**Directions for this task**
Could you write out every entry exactly as it stands?

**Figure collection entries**
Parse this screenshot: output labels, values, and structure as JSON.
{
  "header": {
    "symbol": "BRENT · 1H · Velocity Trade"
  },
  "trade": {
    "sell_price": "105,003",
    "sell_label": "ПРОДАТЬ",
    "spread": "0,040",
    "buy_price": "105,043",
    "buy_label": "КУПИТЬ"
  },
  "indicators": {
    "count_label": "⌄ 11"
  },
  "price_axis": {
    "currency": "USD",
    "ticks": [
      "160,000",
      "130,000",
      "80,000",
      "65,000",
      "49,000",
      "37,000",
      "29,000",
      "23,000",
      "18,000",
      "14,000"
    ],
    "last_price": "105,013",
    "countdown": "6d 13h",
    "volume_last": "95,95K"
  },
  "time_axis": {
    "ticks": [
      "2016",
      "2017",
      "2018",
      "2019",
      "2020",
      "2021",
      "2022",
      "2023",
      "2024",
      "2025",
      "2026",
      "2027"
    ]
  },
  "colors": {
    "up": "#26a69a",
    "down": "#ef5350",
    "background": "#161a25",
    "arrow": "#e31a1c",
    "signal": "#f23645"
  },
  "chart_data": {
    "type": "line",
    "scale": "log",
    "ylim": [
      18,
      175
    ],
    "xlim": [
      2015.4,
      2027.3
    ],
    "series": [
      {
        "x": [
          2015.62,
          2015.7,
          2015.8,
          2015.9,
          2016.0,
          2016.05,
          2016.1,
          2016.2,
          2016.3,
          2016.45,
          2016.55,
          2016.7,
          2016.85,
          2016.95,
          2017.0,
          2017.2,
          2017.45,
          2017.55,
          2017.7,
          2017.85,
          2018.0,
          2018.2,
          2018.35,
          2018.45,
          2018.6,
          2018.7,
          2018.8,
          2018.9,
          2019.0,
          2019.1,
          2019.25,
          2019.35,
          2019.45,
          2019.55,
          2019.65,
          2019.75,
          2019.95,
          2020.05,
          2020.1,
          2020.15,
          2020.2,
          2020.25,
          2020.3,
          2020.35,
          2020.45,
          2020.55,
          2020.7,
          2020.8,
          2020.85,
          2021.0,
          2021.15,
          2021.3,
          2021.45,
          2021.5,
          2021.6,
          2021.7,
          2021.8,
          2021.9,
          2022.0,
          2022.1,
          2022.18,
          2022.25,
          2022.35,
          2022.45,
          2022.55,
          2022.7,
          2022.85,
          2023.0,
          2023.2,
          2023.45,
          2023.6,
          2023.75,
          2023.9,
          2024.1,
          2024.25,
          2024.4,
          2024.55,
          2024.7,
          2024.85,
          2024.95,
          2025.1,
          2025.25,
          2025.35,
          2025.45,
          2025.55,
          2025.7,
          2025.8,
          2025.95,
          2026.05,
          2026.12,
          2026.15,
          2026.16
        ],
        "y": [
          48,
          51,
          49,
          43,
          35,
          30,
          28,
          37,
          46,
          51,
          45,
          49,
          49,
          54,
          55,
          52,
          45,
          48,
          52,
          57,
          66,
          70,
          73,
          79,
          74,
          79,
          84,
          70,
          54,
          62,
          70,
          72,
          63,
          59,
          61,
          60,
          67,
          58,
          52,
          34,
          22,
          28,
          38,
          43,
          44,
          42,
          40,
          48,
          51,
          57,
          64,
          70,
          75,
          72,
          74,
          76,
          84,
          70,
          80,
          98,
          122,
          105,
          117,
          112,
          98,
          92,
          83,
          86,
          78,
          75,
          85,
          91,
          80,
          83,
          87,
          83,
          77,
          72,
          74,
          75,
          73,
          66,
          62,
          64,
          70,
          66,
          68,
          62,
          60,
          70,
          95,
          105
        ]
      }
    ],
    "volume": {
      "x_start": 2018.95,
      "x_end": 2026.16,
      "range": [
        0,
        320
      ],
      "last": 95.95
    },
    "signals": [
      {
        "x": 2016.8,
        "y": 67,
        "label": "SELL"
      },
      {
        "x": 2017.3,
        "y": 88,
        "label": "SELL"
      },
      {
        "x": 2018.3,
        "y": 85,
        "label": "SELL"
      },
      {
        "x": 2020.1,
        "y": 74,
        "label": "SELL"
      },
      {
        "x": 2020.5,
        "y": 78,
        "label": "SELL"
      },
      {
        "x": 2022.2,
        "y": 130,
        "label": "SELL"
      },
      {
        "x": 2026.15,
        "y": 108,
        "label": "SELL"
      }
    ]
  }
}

**Worked solution**
Parse this screenshot: output labels, values, and structure as JSON.
{
  "header": {
    "symbol": "BRENT · 1H · Velocity Trade"
  },
  "trade": {
    "sell_price": "105,003",
    "sell_label": "ПРОДАТЬ",
    "spread": "0,040",
    "buy_price": "105,043",
    "buy_label": "КУПИТЬ"
  },
  "indicators": {
    "count_label": "⌄ 11"
  },
  "price_axis": {
    "currency": "USD",
    "ticks": [
      "160,000",
      "130,000",
      "80,000",
      "65,000",
      "49,000",
      "37,000",
      "29,000",
      "23,000",
      "18,000",
      "14,000"
    ],
    "last_price": "105,013",
    "countdown": "6d 13h",
    "volume_last": "95,95K"
  },
  "time_axis": {
    "ticks": [
      "2016",
      "2017",
      "2018",
      "2019",
      "2020",
      "2021",
      "2022",
      "2023",
      "2024",
      "2025",
      "2026",
      "2027"
    ]
  },
  "colors": {
    "up": "#26a69a",
    "down": "#ef5350",
    "background": "#161a25",
    "arrow": "#e31a1c",
    "signal": "#f23645"
  },
  "chart_data": {
    "type": "line",
    "scale": "log",
    "ylim": [
      18,
      175
    ],
    "xlim": [
      2015.4,
      2027.3
    ],
    "series": [
      {
        "x": [
          2015.62,
          2015.7,
          2015.8,
          2015.9,
          2016.0,
          2016.05,
          2016.1,
          2016.2,
          2016.3,
          2016.45,
          2016.55,
          2016.7,
          2016.85,
          2016.95,
          2017.0,
          2017.2,
          2017.45,
          2017.55,
          2017.7,
          2017.85,
          2018.0,
          2018.2,
          2018.35,
          2018.45,
          2018.6,
          2018.7,
          2018.8,
          2018.9,
          2019.0,
          2019.1,
          2019.25,
          2019.35,
          2019.45,
          2019.55,
          2019.65,
          2019.75,
          2019.95,
          2020.05,
          2020.1,
          2020.15,
          2020.2,
          2020.25,
          2020.3,
          2020.35,
          2020.45,
          2020.55,
          2020.7,
          2020.8,
          2020.85,
          2021.0,
          2021.15,
          2021.3,
          2021.45,
          2021.5,
          2021.6,
          2021.7,
          2021.8,
          2021.9,
          2022.0,
          2022.1,
          2022.18,
          2022.25,
          2022.35,
          2022.45,
          2022.55,
          2022.7,
          2022.85,
          2023.0,
          2023.2,
          2023.45,
          2023.6,
          2023.75,
          2023.9,
          2024.1,
          2024.25,
          2024.4,
          2024.55,
          2024.7,
          2024.85,
          2024.95,
          2025.1,
          2025.25,
          2025.35,
          2025.45,
          2025.55,
          2025.7,
          2025.8,
          2025.95,
          2026.05,
          2026.12,
          2026.15,
          2026.16
        ],
        "y": [
          48,
          51,
          49,
          43,
          35,
          30,
          28,
          37,
          46,
          51,
          45,
          49,
          49,
          54,
          55,
          52,
          45,
          48,
          52,
          57,
          66,
          70,
          73,
          79,
          74,
          79,
          84,
          70,
          54,
          62,
          70,
          72,
          63,
          59,
          61,
          60,
          67,
          58,
          52,
          34,
          22,
          28,
          38,
          43,
          44,
          42,
          40,
          48,
          51,
          57,
          64,
          70,
          75,
          72,
          74,
          76,
          84,
          70,
          80,
          98,
          122,
          105,
          117,
          112,
          98,
          92,
          83,
          86,
          78,
          75,
          85,
          91,
          80,
          83,
          87,
          83,
          77,
          72,
          74,
          75,
          73,
          66,
          62,
          64,
          70,
          66,
          68,
          62,
          60,
          70,
          95,
          105
        ]
      }
    ],
    "volume": {
      "x_start": 2018.95,
      "x_end": 2026.16,
      "range": [
        0,
        320
      ],
      "last": 95.95
    },
    "signals": [
      {
        "x": 2016.8,
        "y": 67,
        "label": "SELL"
      },
      {
        "x": 2017.3,
        "y": 88,
        "label": "SELL"
      },
      {
        "x": 2018.3,
        "y": 85,
        "label": "SELL"
      },
      {
        "x": 2020.1,
        "y": 74,
        "label": "SELL"
      },
      {
        "x": 2020.5,
        "y": 78,
        "label": "SELL"
      },
      {
        "x": 2022.2,
        "y": 130,
        "label": "SELL"
      },
      {
        "x": 2026.15,
        "y": 108,
        "label": "SELL"
      }
    ]
  }
}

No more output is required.